[Records contained in a dataset]
━━━━

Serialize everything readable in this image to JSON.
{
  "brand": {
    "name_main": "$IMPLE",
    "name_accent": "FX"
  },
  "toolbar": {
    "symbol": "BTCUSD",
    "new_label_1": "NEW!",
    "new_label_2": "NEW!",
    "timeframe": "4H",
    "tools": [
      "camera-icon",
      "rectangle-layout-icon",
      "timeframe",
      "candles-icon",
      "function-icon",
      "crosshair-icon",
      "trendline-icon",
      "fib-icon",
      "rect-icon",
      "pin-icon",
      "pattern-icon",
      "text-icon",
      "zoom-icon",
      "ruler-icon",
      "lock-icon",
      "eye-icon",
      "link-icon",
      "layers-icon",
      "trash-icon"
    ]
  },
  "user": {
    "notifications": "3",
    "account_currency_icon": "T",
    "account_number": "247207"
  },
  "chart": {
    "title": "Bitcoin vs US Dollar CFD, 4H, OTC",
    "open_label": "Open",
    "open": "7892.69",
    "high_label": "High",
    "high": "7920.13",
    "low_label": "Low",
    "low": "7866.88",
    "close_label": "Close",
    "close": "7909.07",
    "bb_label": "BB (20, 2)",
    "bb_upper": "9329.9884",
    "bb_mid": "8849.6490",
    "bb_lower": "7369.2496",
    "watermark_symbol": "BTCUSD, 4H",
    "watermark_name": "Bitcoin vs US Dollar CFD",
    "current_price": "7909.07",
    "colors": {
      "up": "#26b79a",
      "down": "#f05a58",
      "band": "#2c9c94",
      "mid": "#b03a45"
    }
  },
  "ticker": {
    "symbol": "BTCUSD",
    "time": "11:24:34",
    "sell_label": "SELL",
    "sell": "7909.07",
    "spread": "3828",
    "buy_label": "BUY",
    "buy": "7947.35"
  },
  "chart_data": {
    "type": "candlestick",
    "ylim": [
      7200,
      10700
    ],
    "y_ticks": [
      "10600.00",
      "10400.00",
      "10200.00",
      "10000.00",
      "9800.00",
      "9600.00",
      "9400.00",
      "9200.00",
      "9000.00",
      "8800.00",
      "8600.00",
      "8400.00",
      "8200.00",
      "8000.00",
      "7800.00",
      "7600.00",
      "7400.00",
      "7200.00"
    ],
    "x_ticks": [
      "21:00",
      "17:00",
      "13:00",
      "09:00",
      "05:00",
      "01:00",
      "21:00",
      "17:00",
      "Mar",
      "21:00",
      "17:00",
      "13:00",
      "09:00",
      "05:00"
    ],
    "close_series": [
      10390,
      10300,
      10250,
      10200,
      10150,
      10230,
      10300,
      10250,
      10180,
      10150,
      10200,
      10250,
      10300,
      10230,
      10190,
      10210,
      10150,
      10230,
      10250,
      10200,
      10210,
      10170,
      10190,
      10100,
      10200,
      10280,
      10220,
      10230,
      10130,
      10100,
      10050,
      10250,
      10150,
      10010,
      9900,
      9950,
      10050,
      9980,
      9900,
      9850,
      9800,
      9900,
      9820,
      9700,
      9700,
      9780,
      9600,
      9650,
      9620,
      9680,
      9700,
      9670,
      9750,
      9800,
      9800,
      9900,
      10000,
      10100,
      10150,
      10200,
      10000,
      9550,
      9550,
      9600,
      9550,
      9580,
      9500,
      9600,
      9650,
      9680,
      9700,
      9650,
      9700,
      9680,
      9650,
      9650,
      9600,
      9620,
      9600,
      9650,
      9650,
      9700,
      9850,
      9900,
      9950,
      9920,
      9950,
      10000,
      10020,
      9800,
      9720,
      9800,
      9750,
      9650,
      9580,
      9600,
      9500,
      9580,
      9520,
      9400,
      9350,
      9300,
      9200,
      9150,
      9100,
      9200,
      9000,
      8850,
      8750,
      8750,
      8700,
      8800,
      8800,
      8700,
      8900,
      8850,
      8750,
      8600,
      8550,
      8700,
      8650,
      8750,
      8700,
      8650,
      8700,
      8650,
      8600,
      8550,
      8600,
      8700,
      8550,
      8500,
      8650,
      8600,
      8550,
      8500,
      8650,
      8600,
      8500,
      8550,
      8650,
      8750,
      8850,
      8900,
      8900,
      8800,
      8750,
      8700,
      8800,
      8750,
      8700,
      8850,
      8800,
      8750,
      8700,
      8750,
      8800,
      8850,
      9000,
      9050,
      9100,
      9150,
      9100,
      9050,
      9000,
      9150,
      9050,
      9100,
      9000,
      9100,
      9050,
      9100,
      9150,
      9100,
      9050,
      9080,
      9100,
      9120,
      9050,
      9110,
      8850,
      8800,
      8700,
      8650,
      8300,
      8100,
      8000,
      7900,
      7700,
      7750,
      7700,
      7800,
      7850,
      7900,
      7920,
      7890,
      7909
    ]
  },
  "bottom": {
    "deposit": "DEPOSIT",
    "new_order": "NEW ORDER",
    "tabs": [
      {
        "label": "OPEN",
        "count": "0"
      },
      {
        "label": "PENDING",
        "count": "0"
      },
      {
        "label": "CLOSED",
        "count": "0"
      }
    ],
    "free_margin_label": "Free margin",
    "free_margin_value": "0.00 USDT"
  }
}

━━━━

[Short exercise] From the data, collect all lines where the string "Bitcoin" appears.

[Exercise answer]
    "title": "Bitcoin vs US Dollar CFD, 4H, OTC",
    "watermark_name": "Bitcoin vs US Dollar CFD",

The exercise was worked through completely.